**Problem to work on:** Set down each record below precisely, skipping the pictures.

START Data to process

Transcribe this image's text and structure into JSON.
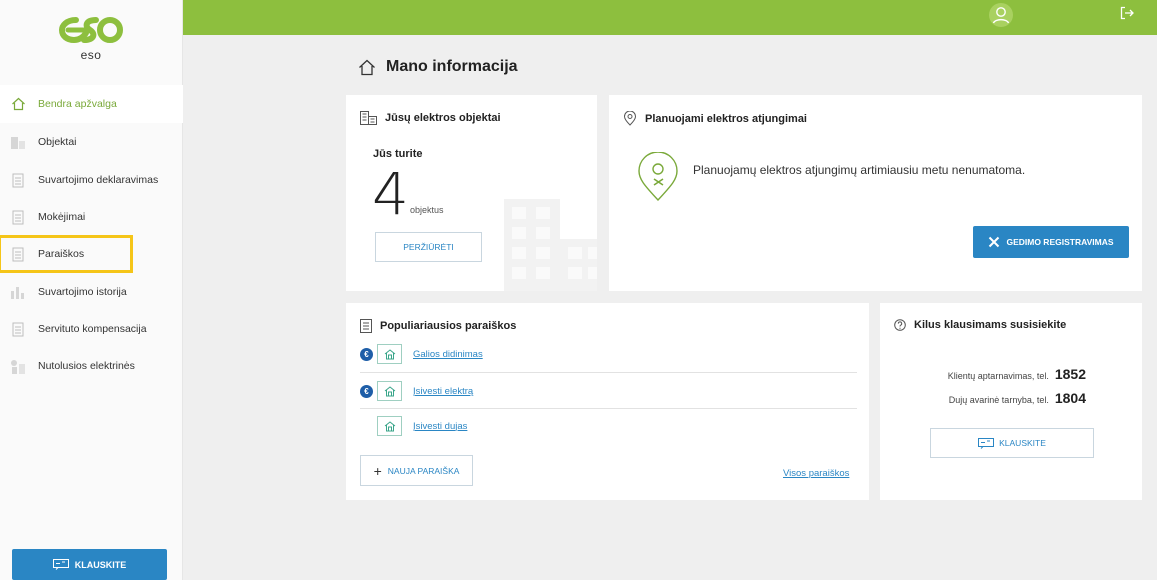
{
  "brand": {
    "logo_text": "eso",
    "accent": "#8dbf3e",
    "primary": "#2a86c4",
    "highlight": "#f5c518"
  },
  "sidebar": {
    "items": [
      {
        "label": "Bendra apžvalga",
        "icon": "home-icon"
      },
      {
        "label": "Objektai",
        "icon": "buildings-icon"
      },
      {
        "label": "Suvartojimo deklaravimas",
        "icon": "document-icon"
      },
      {
        "label": "Mokėjimai",
        "icon": "document-icon"
      },
      {
        "label": "Paraiškos",
        "icon": "document-icon"
      },
      {
        "label": "Suvartojimo istorija",
        "icon": "bar-chart-icon"
      },
      {
        "label": "Servituto kompensacija",
        "icon": "document-icon"
      },
      {
        "label": "Nutolusios elektrinės",
        "icon": "power-plant-icon"
      }
    ],
    "ask_button": "KLAUSKITE"
  },
  "page": {
    "title": "Mano informacija"
  },
  "objects_card": {
    "title": "Jūsų elektros objektai",
    "you_have": "Jūs turite",
    "count": "4",
    "unit": "objektus",
    "view_button": "PERŽIŪRĖTI"
  },
  "outages_card": {
    "title": "Planuojami elektros atjungimai",
    "message": "Planuojamų elektros atjungimų artimiausiu metu nenumatoma.",
    "register_button": "GEDIMO REGISTRAVIMAS"
  },
  "popular_card": {
    "title": "Populiariausios paraiškos",
    "items": [
      {
        "label": "Galios didinimas",
        "euro": "€"
      },
      {
        "label": "Įsivesti elektrą",
        "euro": "€"
      },
      {
        "label": "Įsivesti dujas",
        "euro": ""
      }
    ],
    "new_button": "NAUJA PARAIŠKA",
    "all_link": "Visos paraiškos"
  },
  "contact_card": {
    "title": "Kilus klausimams susisiekite",
    "lines": [
      {
        "label": "Klientų aptarnavimas, tel.",
        "number": "1852"
      },
      {
        "label": "Dujų avarinė tarnyba, tel.",
        "number": "1804"
      }
    ],
    "ask_button": "KLAUSKITE"
  }
}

END Data to process

**Completed exercise:**
Transcribe this image's text and structure into JSON.
{
  "brand": {
    "logo_text": "eso",
    "accent": "#8dbf3e",
    "primary": "#2a86c4",
    "highlight": "#f5c518"
  },
  "sidebar": {
    "items": [
      {
        "label": "Bendra apžvalga",
        "icon": "home-icon"
      },
      {
        "label": "Objektai",
        "icon": "buildings-icon"
      },
      {
        "label": "Suvartojimo deklaravimas",
        "icon": "document-icon"
      },
      {
        "label": "Mokėjimai",
        "icon": "document-icon"
      },
      {
        "label": "Paraiškos",
        "icon": "document-icon"
      },
      {
        "label": "Suvartojimo istorija",
        "icon": "bar-chart-icon"
      },
      {
        "label": "Servituto kompensacija",
        "icon": "document-icon"
      },
      {
        "label": "Nutolusios elektrinės",
        "icon": "power-plant-icon"
      }
    ],
    "ask_button": "KLAUSKITE"
  },
  "page": {
    "title": "Mano informacija"
  },
  "objects_card": {
    "title": "Jūsų elektros objektai",
    "you_have": "Jūs turite",
    "count": "4",
    "unit": "objektus",
    "view_button": "PERŽIŪRĖTI"
  },
  "outages_card": {
    "title": "Planuojami elektros atjungimai",
    "message": "Planuojamų elektros atjungimų artimiausiu metu nenumatoma.",
    "register_button": "GEDIMO REGISTRAVIMAS"
  },
  "popular_card": {
    "title": "Populiariausios paraiškos",
    "items": [
      {
        "label": "Galios didinimas",
        "euro": "€"
      },
      {
        "label": "Įsivesti elektrą",
        "euro": "€"
      },
      {
        "label": "Įsivesti dujas",
        "euro": ""
      }
    ],
    "new_button": "NAUJA PARAIŠKA",
    "all_link": "Visos paraiškos"
  },
  "contact_card": {
    "title": "Kilus klausimams susisiekite",
    "lines": [
      {
        "label": "Klientų aptarnavimas, tel.",
        "number": "1852"
      },
      {
        "label": "Dujų avarinė tarnyba, tel.",
        "number": "1804"
      }
    ],
    "ask_button": "KLAUSKITE"
  }
}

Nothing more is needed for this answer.